Enfant, j'aimais dessiner.
Les adultes me punissaient, ils ont fait tout leur possible pour que j'abandonne ce vice, d'une certaine manière,
parce qu'au lieu d'être attentif en classe, je dessinais.
J'ai réussi à canaliser tout ça et, à un moment donné, ce pour quoi je me faisais punir est devenu mon mode de vie.
Je travaille pour la Maison des Amériques,
une institution chargée de promouvoir l'activité culturelle en Amérique Latine.
Je travaille aussi comme professeur à l'Institut Supérieur du Design,
où je donne des cours d'illustration et d'affichage.
L'enseignement, c'est...
quelque chose dont je ne pourrais pas me passer,
je crois que c'est dû à mon attitude face à la vie qui consiste à enseigner
et à éduquer les gens, généralement plus jeunes que moi,
je ne peux pas m'en empêcher.
Je travaille pour des institutions culturelles, je fais des illustrations pour enfants, des illustrations pour des publications,
du graphisme pour communiquer
et des illustrations pour m'exprimer à titre personnel, parce que, quand je fais du graphisme,
je ne suis qu'un intermédiaire entre le récepteur du message et celui qui veut l'émettre.
Je ressens le besoin de m'exprimer, moi aussi, et c'est un peu pour ça que je travaille dans l'illustration et le dessin.
Le graphiste a la possibilité de mettre un peu de lui dans ses dessins, de ses inquiétudes,
de ce qui l'impressionne, de ce qui le touche,
de ce qui fait partie de lui-même, de sa culture visuelle.
Je crois que j'arrive donc à m'exprimer.
J'ai fait une affiche en 99 pour “Vampires à La Havane”,
un film d'animation très connu de Juan Padrón.
C'était une idée de Sara Vega. C'est elle qui a fait faire des affiches de films qui existaient déjà
et qui avaient déjà une affiche qu'un maestro du moment avait conçue.
C'était bien, cette confluence, qu'un même film ait deux affiches.
J'ai donc travaillé sur une affiche pour ce film qui en avait déjà une dessinée par Muñoz Bach, un graphiste que j'admire beaucoup.
Elle a ensuite été imprimée en sérigraphie, la même technique qui avait été utilisée pour l'impression originale des affiches,
et une grande exposition a été organisée où beaucoup de graphistes ont eu l'occasion de montrer ce qu'ils pouvaient faire.
C'est un travail gratifiant, et je ne parle pas de la récompense reçue, parce que c'est un hommage à ces maestros,
c'est très satisfaisant, surtout quand je les vois multipliées dans un même endroit,
dans la rue, intégrés à l'environnement urbain.
C'est pour ça que j'aime autant le graphisme et l'illustration,
parce que j'aime l'effet produit par la multiplication de l'œuvre,
et ça n'arrive pas souvent avec les arts plastiques ou les beaux arts, comme on dit.
Une des choses les plus importantes qui me soient arrivées dans ma vie professionnelle,
c'est la création de Camaleón avec un groupe d'élèves alors que j'étais professeur.

OBJECTIF DE L'EXERCICE
Poursuivez l'extrait consacré au dessin et au graphisme à la suite de sa dernière phrase. Les enregistrements n'interviennent en rien dans ce travail.

(Données de localisation des éléments)
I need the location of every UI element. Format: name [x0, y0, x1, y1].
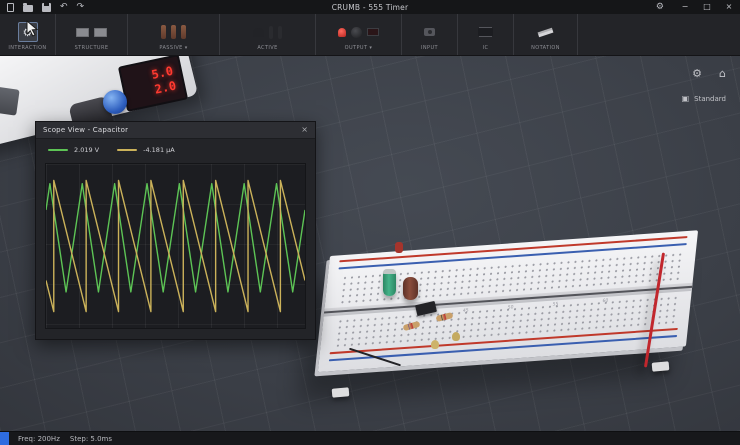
- ceramic-capacitor[interactable]: [452, 332, 460, 341]
- voltage-readout: 2.019 V: [74, 146, 99, 154]
- toolbar-group-interaction: ⚙ INTERACTION: [0, 14, 56, 55]
- ceramic-capacitor[interactable]: [431, 340, 439, 349]
- toolbar-group-label: OUTPUT: [345, 45, 368, 51]
- pushbutton-component-icon[interactable]: [424, 28, 435, 36]
- app-window: ↶ ↷ CRUMB - 555 Timer ⚙ − □ × ⚙ INTERACT…: [0, 0, 740, 445]
- toolbar-group-label: IC: [483, 45, 489, 51]
- toolbar-group-label: NOTATION: [531, 45, 560, 51]
- component-on-rail[interactable]: [395, 242, 403, 253]
- display-component-icon[interactable]: [367, 28, 379, 36]
- minimize-button[interactable]: −: [674, 0, 696, 14]
- voltage-trace-swatch: [48, 149, 68, 151]
- dropdown-caret-icon[interactable]: ▾: [369, 45, 372, 51]
- toolbar-group-notation: NOTATION: [514, 14, 578, 55]
- toolbar-group-active: ACTIVE: [220, 14, 316, 55]
- breadboard-foot: [652, 361, 670, 371]
- transistor-component-icon[interactable]: [253, 28, 264, 37]
- step-readout: Step: 5.0ms: [70, 435, 112, 443]
- psu-current-readout: 2.0: [153, 79, 177, 96]
- psu-knob[interactable]: [103, 90, 127, 114]
- scope-panel-title: Scope View - Capacitor: [43, 126, 128, 134]
- led-component-icon[interactable]: [338, 28, 346, 37]
- scope-legend: 2.019 V -4.181 µA: [36, 139, 315, 160]
- mosfet-component-icon[interactable]: [278, 26, 282, 39]
- cube-icon: ▣: [682, 94, 690, 103]
- 3d-viewport[interactable]: 5.0 2.0 45 50 55 60: [0, 56, 740, 431]
- toolbar-group-output: OUTPUT▾: [316, 14, 402, 55]
- scope-panel-header[interactable]: Scope View - Capacitor ×: [36, 122, 315, 139]
- scope-close-icon[interactable]: ×: [301, 126, 308, 134]
- interact-tool-button[interactable]: ⚙: [18, 22, 38, 42]
- toolbar-group-input: INPUT: [402, 14, 458, 55]
- statusbar: Freq: 200Hz Step: 5.0ms: [0, 431, 740, 445]
- maximize-button[interactable]: □: [696, 0, 718, 14]
- toolbar-group-passive: PASSIVE▾: [128, 14, 220, 55]
- breadboard-foot: [332, 387, 350, 397]
- redo-icon[interactable]: ↷: [77, 0, 85, 14]
- legend-current: -4.181 µA: [117, 146, 175, 154]
- column-number: 55: [552, 302, 558, 307]
- column-number: 60: [602, 299, 608, 304]
- breadboard[interactable]: 45 50 55 60: [318, 230, 698, 372]
- toolbar-group-label: PASSIVE: [159, 45, 182, 51]
- toolbar-group-ic: IC: [458, 14, 514, 55]
- scope-plot-area: [45, 163, 306, 329]
- view-mode-label: Standard: [694, 95, 726, 103]
- frequency-readout: Freq: 200Hz: [18, 435, 60, 443]
- home-view-icon[interactable]: ⌂: [719, 68, 726, 79]
- capacitor-component[interactable]: [403, 277, 418, 300]
- scope-plot-svg: [46, 164, 305, 328]
- diode-component-icon[interactable]: [269, 26, 273, 39]
- toolbar-group-label: ACTIVE: [257, 45, 277, 51]
- gear-icon: ⚙: [23, 27, 33, 38]
- scope-view-panel: Scope View - Capacitor × 2.019 V -4.181 …: [35, 121, 316, 340]
- ic-chip-component-icon[interactable]: [478, 28, 493, 36]
- toolbar-group-label: INPUT: [421, 45, 438, 51]
- power-supply-display: 5.0 2.0: [118, 56, 188, 112]
- column-number: 50: [507, 305, 513, 310]
- open-folder-icon[interactable]: [23, 5, 33, 12]
- electrolytic-capacitor[interactable]: [383, 269, 396, 296]
- close-button[interactable]: ×: [718, 0, 740, 14]
- view-mode-selector[interactable]: ▣ Standard: [682, 94, 726, 103]
- new-file-icon[interactable]: [7, 3, 14, 12]
- undo-icon[interactable]: ↶: [60, 0, 68, 14]
- settings-gear-icon[interactable]: ⚙: [656, 0, 664, 14]
- save-icon[interactable]: [42, 3, 51, 12]
- current-readout: -4.181 µA: [143, 146, 175, 154]
- protoboard-component-icon[interactable]: [94, 28, 107, 37]
- speaker-component-icon[interactable]: [351, 27, 362, 38]
- legend-voltage: 2.019 V: [48, 146, 99, 154]
- toolbar-group-label: STRUCTURE: [75, 45, 109, 51]
- titlebar: ↶ ↷ CRUMB - 555 Timer ⚙ − □ ×: [0, 0, 740, 14]
- inductor-component-icon[interactable]: [181, 25, 186, 39]
- resistor-component-icon[interactable]: [161, 25, 166, 39]
- capacitor-component-icon[interactable]: [171, 25, 176, 39]
- toolbar-group-label: INTERACTION: [8, 45, 46, 51]
- dropdown-caret-icon[interactable]: ▾: [185, 45, 188, 51]
- viewport-settings-gear-icon[interactable]: ⚙: [692, 68, 702, 79]
- current-trace-swatch: [117, 149, 137, 151]
- toolbar-group-structure: STRUCTURE: [56, 14, 128, 55]
- window-title: CRUMB - 555 Timer: [0, 3, 740, 12]
- ruler-component-icon[interactable]: [538, 27, 554, 36]
- component-toolbar: ⚙ INTERACTION STRUCTURE PASSIVE▾: [0, 14, 740, 56]
- simulation-play-button[interactable]: [0, 432, 9, 445]
- column-number: 45: [463, 308, 469, 313]
- breadboard-component-icon[interactable]: [76, 28, 89, 37]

RÉPONSE FINALE
Ce projet a changé ma façon de travailler et a eu une certaine répercussion sur la vie culturelle de La Havane.
Voici une œuvre réalisée en 2006,
pendant la réhabilitation de cet endroit qui avait été fermé jusqu'à ce moment-là.
Lorsqu'ils ont décidé de le réhabiliter, ils ont fait appel au groupe Camaleón.
Les choses se décident sur le moment, en discutant, on n'a presque jamais d'idée préalable.
On s'assoit et on parle un peu, on blague et, tout à coup, quelqu'un se met à dessiner et tout commence à sortir, à couler.
Ce n'est rien de plus que la confluence de l'enfer et du ciel, des anges, des diablotins, c'est une blague.
On faisait aussi bien des peintures murales dans la rue
que des illustrations pour un livre d'enfant, à plusieurs, ce qui est rare
parce que les illustrateurs et les artistes graphiques ont tendance à aimer la solitude, à faire un travail très personnel.
Alors le fait de travailler à 4 mains, c'était difficile
parce que l'un dessinait, et l'autre arrivait et dessinait par-dessus. Mais c'était intéressant parce qu'on apprenait beaucoup les uns des autres
et, même si j'étais leur professeur à cette époque, je n'avais aucun avantage pour autant.
Au contraire, je crois que c'est moi qui ai le plus appris d'eux.
J'ai presque toujours travaillé en groupe. Je travaille beaucoup parce que, pour moi, le travail et l'amusement sont très liés,
alors je m'amuse et je travaille en même temps,
je ne fais pas la distinction. C'est pour ça que je dis que l'amusement est très lié à ce que je fais.
En tant que professionnel, j'ai fait en sorte d'être payé pour ce que j'aime faire. C'est assez compliqué, mais c'est possible d'être payé pour s'amuser.
Je ne peux pas le crier sur tous les toits
parce que ça peut être un problème pour mes collègues, mais c'est ainsi.